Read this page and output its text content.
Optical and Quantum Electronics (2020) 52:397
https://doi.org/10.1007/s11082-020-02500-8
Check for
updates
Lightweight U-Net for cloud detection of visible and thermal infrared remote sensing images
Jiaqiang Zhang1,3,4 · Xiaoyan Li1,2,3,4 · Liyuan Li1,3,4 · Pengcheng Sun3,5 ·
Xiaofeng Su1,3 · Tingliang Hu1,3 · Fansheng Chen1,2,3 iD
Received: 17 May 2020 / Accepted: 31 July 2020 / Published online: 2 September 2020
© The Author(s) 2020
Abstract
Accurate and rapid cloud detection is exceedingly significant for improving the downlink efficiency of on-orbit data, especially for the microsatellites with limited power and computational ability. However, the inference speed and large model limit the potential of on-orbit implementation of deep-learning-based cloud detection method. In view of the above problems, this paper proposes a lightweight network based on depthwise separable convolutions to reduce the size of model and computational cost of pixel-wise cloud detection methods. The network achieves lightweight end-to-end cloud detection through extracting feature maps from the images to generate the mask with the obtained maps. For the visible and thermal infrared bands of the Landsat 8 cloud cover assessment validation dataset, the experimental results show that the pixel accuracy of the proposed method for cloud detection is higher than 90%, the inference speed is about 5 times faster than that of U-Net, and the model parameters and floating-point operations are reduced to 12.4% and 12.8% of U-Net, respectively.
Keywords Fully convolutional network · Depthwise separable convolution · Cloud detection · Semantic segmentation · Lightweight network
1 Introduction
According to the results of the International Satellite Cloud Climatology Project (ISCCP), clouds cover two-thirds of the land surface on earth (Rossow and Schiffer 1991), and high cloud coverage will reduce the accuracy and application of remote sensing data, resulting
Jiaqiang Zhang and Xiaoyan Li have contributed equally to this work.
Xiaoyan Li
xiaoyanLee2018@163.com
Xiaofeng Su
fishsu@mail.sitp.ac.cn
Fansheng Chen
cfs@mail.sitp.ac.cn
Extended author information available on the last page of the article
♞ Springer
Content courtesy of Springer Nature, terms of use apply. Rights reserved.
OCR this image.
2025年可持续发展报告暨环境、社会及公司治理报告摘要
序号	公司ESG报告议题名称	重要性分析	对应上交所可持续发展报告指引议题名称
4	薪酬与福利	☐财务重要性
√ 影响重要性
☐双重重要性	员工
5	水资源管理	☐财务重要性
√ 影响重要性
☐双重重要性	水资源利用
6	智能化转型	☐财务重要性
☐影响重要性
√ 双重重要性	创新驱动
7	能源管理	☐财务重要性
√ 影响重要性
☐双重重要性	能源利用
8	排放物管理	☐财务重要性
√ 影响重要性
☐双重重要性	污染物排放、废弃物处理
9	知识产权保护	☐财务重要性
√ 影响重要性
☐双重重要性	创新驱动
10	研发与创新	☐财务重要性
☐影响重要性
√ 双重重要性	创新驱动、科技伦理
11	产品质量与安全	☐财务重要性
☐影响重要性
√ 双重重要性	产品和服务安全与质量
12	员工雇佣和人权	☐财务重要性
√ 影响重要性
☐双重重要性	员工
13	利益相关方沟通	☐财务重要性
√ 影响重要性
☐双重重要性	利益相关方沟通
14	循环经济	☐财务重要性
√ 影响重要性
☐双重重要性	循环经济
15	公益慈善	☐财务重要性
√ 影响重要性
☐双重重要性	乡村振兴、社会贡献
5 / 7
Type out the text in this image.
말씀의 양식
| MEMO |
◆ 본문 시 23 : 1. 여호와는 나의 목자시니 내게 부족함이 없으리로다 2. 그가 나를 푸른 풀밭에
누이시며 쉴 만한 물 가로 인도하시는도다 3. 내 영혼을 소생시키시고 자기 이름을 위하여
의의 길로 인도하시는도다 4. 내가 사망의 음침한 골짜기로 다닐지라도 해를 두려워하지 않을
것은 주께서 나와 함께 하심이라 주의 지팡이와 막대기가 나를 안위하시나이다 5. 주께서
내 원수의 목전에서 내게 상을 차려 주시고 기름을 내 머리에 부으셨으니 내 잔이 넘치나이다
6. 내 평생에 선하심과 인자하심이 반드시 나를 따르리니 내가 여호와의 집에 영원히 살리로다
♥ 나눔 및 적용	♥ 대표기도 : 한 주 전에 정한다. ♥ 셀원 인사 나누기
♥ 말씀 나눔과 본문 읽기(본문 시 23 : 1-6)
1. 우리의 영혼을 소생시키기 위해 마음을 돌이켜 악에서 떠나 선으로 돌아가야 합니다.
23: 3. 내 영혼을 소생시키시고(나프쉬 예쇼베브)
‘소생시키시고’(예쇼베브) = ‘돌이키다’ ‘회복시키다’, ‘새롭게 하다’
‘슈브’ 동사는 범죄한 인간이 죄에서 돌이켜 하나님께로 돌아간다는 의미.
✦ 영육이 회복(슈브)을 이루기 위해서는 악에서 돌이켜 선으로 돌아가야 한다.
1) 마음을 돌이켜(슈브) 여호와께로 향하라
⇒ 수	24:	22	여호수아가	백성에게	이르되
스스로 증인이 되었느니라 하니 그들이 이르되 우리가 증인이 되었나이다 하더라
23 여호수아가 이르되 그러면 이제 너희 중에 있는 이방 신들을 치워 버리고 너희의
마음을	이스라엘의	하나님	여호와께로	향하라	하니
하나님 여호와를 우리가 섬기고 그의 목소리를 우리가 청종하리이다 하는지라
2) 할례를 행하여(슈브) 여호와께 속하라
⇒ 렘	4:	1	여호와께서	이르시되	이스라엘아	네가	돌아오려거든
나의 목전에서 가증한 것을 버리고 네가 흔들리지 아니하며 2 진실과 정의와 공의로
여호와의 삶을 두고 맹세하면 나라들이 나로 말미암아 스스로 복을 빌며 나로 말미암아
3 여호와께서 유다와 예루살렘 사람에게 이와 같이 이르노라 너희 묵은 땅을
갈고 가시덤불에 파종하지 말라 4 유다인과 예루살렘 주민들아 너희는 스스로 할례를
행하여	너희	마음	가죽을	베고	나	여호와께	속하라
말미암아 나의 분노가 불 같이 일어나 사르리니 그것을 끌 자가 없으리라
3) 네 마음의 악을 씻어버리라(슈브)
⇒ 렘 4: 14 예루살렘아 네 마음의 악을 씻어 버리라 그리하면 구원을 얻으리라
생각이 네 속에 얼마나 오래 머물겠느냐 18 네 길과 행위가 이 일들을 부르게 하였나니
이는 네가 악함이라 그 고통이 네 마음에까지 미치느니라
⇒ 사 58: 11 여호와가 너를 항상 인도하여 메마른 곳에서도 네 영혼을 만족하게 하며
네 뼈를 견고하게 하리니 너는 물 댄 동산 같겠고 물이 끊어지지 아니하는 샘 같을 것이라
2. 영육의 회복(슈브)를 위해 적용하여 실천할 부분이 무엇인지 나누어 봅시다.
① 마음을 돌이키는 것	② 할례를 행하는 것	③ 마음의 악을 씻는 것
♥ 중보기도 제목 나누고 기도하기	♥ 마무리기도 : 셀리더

• Goal:
Go through the records line by line and count those containing the string "인도하시는도다". Give only the total.

• Exercise solution:
2